* START *
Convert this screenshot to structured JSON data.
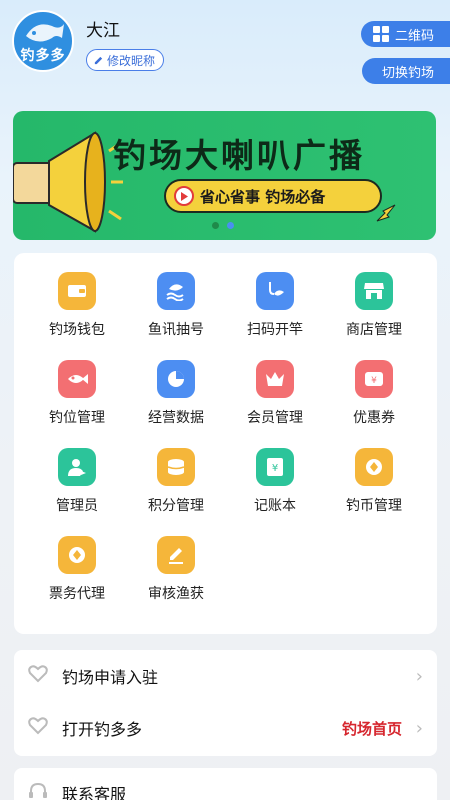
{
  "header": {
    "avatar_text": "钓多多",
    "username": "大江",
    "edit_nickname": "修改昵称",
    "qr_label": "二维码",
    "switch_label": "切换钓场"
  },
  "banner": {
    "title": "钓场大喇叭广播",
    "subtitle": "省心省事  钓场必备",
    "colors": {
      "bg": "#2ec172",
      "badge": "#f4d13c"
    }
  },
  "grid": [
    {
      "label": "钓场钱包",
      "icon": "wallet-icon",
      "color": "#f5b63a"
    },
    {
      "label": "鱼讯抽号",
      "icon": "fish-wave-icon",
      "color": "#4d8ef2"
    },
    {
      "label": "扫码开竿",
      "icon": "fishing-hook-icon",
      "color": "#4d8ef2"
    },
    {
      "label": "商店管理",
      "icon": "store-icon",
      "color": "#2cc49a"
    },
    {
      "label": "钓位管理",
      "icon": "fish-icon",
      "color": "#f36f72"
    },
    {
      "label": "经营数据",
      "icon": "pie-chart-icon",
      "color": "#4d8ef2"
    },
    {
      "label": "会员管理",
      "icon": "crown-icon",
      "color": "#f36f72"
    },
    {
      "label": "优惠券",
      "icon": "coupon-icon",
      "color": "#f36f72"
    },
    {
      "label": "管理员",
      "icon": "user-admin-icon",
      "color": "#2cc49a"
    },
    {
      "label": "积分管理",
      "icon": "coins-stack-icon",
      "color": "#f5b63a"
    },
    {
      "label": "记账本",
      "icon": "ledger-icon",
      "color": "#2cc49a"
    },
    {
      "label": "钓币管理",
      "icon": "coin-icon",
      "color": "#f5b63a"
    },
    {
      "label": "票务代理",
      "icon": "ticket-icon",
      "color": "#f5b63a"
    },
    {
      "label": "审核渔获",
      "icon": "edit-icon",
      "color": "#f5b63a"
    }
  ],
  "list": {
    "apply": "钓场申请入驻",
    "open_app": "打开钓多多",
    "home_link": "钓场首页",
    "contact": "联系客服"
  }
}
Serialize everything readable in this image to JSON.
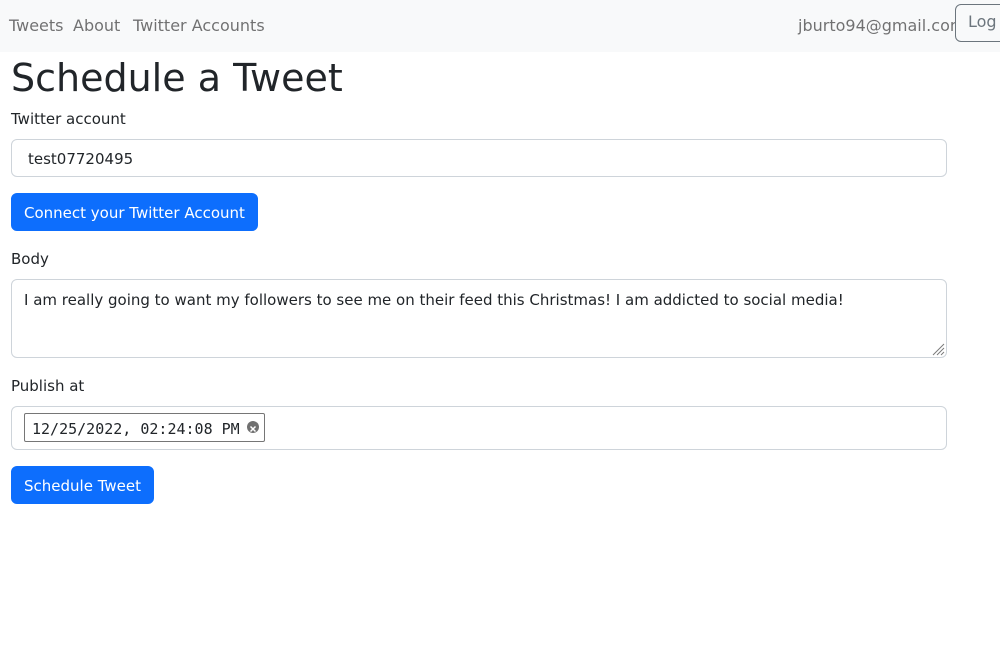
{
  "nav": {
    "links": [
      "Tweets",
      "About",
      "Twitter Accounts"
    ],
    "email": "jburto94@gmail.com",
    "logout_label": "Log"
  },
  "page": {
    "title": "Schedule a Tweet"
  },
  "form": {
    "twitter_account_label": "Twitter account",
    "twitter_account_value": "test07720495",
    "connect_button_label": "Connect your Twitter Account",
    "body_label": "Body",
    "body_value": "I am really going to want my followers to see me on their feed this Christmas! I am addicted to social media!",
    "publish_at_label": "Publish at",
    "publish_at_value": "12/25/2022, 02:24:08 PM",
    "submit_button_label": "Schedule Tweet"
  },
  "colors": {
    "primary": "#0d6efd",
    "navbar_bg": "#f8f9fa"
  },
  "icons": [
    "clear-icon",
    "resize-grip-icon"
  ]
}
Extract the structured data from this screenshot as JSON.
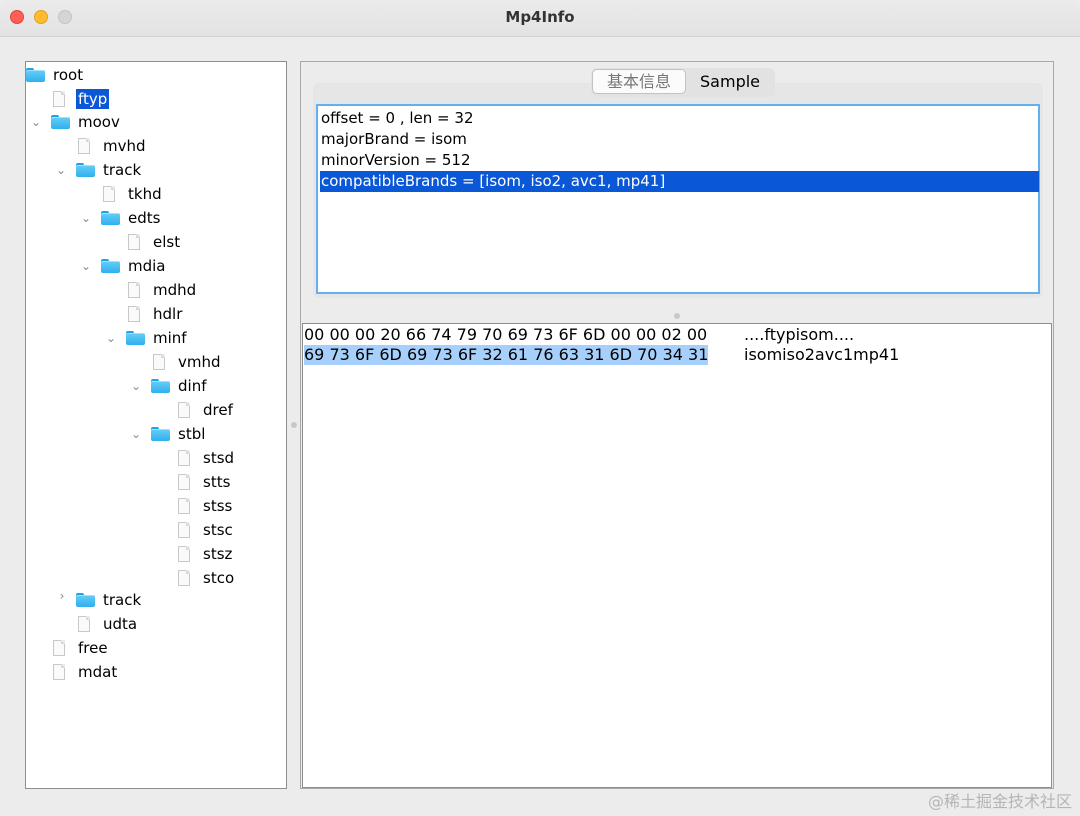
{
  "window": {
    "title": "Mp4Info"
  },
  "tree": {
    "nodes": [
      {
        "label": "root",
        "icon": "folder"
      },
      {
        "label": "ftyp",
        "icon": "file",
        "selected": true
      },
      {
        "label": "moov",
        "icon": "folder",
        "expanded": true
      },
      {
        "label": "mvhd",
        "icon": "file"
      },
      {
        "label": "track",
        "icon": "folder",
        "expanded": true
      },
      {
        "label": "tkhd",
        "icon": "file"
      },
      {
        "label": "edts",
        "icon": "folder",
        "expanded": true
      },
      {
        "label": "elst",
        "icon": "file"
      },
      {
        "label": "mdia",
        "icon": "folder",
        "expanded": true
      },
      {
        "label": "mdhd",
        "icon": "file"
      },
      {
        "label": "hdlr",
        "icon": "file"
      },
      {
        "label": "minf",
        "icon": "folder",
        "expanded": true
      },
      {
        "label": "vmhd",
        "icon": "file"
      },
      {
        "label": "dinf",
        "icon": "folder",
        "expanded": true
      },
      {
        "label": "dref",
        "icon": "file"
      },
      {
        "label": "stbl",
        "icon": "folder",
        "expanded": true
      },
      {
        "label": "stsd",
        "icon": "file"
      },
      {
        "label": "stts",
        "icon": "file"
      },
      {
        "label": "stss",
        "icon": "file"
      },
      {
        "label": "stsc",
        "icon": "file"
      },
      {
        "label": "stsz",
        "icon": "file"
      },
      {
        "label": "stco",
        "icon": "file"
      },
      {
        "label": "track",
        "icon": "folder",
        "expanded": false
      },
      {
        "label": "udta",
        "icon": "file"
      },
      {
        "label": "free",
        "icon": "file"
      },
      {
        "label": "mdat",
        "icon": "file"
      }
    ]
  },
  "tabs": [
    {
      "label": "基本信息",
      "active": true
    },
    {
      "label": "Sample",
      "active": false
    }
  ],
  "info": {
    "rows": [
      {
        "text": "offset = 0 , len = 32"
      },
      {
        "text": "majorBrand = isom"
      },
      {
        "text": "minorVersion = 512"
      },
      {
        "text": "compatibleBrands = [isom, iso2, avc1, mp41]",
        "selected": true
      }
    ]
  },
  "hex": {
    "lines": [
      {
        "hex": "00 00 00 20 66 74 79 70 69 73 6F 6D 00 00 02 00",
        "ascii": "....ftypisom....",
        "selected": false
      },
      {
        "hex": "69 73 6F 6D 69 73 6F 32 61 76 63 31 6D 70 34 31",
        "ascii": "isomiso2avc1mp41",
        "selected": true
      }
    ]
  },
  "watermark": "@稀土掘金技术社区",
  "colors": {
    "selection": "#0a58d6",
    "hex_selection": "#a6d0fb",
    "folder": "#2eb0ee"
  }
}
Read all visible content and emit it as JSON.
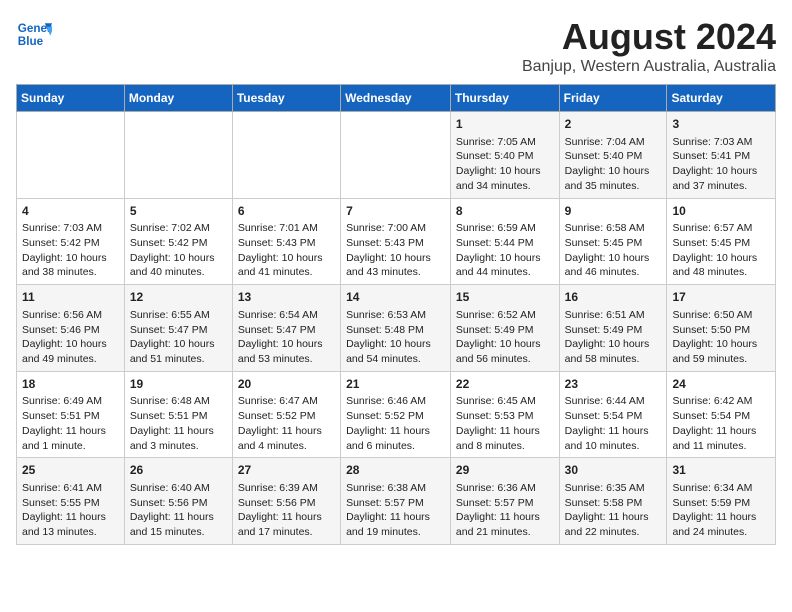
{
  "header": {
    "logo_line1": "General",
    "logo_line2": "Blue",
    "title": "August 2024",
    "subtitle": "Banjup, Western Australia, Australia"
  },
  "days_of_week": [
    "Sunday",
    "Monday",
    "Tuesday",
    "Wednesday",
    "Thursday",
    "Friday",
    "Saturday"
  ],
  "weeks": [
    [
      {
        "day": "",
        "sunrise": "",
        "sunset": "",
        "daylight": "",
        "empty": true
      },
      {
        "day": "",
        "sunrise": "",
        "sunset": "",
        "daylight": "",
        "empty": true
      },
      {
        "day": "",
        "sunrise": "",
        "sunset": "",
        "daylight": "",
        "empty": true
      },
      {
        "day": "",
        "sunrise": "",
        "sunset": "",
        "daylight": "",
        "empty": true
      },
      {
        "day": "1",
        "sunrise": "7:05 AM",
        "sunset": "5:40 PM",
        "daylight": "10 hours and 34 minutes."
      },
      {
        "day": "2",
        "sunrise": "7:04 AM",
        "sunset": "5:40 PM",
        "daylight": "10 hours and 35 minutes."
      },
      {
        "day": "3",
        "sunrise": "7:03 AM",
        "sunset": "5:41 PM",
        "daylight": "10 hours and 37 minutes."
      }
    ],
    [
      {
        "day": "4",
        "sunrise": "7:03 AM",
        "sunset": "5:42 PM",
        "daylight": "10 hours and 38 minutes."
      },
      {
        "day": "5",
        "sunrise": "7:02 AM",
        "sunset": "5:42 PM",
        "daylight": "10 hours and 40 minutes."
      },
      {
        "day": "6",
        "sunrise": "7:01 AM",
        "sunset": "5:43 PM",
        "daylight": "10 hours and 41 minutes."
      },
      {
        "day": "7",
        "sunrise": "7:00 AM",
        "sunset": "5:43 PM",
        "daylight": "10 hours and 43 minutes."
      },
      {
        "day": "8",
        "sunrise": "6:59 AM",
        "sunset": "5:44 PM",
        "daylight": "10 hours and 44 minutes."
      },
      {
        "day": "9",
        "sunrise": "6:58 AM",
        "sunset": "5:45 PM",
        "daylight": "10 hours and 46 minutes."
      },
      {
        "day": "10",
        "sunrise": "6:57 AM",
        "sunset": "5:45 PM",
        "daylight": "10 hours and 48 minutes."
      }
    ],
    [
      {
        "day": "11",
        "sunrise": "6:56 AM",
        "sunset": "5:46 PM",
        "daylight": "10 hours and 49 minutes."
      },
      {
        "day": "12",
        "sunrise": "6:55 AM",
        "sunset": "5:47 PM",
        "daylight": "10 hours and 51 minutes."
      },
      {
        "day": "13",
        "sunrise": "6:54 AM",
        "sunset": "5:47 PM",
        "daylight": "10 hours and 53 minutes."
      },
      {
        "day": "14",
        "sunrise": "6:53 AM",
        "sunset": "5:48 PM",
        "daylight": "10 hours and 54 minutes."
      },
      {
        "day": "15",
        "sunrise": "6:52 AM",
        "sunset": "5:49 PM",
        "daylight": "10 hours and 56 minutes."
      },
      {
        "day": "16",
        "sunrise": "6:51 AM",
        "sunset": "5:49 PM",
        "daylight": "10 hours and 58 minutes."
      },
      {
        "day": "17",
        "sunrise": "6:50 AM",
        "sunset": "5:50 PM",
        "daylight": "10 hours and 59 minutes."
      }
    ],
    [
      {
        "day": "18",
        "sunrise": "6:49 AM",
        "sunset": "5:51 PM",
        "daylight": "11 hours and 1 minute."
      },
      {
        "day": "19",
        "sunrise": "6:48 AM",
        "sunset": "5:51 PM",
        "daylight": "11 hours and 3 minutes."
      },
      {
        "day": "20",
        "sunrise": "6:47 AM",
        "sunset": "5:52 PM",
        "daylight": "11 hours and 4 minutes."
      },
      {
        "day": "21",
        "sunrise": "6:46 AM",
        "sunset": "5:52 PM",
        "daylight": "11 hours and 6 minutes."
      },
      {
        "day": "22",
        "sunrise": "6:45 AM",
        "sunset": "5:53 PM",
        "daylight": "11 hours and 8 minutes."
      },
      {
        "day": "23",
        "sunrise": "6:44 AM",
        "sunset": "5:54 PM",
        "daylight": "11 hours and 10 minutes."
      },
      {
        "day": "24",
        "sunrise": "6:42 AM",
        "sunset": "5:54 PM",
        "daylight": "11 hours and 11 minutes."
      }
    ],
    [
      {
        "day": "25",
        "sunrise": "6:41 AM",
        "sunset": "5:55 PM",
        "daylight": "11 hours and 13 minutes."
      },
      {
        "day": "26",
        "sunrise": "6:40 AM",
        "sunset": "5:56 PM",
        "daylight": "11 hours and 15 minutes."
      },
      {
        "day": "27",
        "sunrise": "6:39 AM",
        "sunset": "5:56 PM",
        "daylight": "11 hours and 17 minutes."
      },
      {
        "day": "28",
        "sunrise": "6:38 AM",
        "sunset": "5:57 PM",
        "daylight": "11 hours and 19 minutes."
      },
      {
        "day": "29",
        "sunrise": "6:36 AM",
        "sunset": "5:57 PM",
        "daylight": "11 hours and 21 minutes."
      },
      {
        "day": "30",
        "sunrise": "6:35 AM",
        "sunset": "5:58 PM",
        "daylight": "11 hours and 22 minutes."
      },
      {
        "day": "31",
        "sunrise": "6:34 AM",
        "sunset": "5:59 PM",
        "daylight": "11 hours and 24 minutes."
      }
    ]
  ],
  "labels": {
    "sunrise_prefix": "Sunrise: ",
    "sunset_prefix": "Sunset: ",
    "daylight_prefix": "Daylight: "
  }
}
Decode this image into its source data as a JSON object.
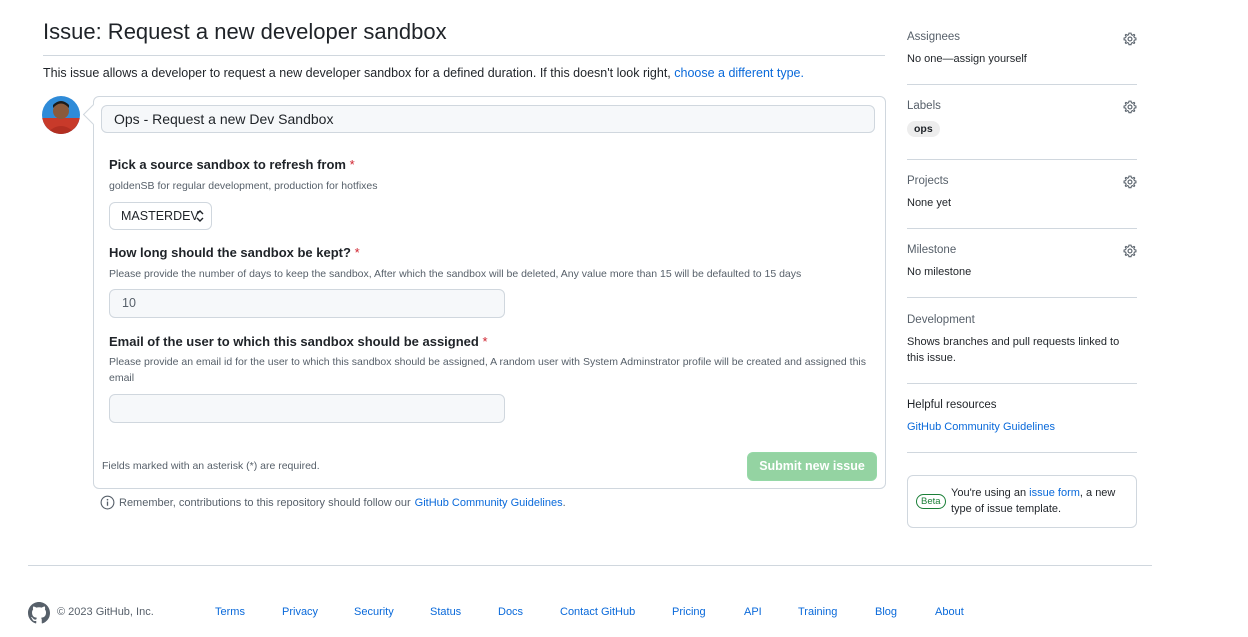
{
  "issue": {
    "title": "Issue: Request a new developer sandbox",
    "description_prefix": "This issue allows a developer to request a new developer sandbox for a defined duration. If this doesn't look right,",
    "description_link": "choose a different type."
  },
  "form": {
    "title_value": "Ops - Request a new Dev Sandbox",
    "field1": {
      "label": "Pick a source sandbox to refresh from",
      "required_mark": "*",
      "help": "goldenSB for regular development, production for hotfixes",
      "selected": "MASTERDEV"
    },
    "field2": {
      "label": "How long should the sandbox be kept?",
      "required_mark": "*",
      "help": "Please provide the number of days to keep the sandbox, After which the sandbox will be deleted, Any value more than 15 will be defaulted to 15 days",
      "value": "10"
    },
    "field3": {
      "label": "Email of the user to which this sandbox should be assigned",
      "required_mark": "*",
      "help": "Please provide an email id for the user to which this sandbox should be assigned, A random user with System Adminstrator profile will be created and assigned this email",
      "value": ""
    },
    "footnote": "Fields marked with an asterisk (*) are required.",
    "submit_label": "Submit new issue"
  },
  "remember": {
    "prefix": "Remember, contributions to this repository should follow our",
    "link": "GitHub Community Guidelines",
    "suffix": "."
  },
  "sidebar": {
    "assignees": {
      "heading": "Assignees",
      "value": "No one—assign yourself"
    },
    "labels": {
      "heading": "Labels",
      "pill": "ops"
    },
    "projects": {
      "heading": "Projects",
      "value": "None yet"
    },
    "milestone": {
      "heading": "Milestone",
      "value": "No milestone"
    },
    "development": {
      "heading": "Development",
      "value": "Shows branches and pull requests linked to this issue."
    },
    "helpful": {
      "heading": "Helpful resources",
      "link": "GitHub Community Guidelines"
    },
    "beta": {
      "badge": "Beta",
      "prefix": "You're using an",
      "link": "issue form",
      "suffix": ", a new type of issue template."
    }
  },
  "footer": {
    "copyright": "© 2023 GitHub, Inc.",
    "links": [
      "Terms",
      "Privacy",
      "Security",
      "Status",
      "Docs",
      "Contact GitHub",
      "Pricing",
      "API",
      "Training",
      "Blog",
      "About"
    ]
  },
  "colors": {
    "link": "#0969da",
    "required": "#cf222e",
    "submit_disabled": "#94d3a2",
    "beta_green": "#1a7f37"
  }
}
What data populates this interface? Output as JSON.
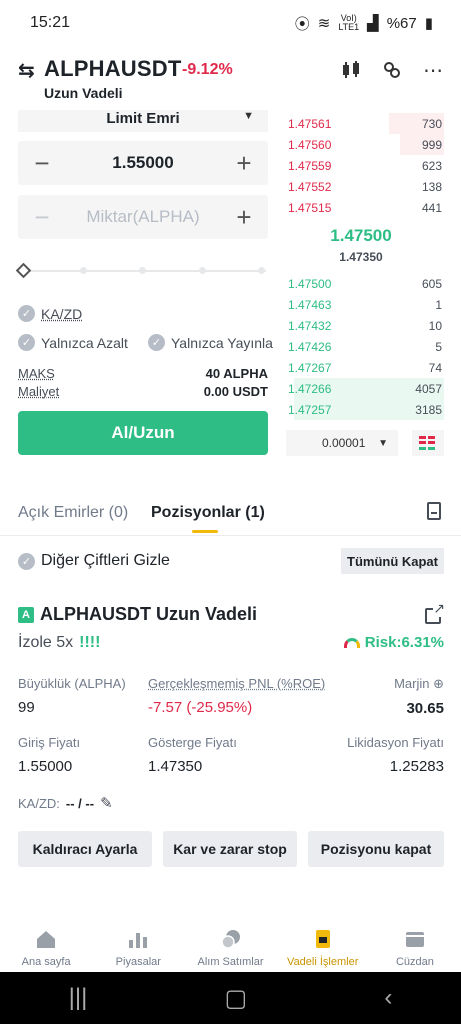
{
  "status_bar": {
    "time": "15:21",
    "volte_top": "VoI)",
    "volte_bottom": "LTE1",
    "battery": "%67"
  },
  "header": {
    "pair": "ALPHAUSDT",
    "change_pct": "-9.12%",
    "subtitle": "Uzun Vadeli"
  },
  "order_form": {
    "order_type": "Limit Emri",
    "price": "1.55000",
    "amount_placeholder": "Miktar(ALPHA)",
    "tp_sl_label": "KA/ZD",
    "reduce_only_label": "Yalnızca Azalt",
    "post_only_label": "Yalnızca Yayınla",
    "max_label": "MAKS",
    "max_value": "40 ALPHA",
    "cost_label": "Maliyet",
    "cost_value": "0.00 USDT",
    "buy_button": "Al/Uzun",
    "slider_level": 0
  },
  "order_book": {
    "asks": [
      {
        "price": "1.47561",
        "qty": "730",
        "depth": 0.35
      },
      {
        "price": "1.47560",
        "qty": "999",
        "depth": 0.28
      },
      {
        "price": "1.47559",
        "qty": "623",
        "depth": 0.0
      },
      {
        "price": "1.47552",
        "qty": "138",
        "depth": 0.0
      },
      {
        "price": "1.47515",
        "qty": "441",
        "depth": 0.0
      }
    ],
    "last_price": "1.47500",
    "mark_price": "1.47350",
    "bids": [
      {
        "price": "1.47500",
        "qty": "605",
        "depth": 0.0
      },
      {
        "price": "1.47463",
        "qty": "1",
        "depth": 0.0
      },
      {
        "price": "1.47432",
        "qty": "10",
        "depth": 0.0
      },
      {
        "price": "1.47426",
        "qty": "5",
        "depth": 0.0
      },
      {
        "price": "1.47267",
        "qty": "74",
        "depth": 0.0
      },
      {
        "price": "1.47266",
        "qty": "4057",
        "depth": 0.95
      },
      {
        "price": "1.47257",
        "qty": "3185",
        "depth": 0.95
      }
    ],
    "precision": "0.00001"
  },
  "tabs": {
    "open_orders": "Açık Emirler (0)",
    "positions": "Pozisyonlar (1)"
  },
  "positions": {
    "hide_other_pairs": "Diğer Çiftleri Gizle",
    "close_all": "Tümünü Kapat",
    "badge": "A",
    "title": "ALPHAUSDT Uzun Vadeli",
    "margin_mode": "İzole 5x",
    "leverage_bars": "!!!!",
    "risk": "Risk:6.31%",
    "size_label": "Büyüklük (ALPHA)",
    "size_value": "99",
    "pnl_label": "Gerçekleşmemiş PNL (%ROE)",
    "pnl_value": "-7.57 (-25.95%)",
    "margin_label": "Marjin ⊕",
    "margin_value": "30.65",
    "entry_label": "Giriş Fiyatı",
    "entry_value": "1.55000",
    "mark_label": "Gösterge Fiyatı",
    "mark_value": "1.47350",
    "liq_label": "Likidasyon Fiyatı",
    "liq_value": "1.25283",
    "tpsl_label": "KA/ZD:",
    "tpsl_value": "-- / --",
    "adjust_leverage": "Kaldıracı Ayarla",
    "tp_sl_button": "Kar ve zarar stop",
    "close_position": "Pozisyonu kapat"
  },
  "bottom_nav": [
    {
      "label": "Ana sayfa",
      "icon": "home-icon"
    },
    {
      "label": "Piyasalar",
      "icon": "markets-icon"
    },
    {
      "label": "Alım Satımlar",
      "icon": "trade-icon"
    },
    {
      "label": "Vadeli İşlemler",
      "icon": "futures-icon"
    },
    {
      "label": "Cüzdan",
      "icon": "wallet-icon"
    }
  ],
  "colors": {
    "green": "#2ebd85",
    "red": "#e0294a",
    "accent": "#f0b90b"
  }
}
* END *
Prompt -> Take each line of the material that contains the word "Schedule" and list it.

Full solution ->
    "title": "Schedule a Tweet"
    "submit_button_label": "Schedule Tweet"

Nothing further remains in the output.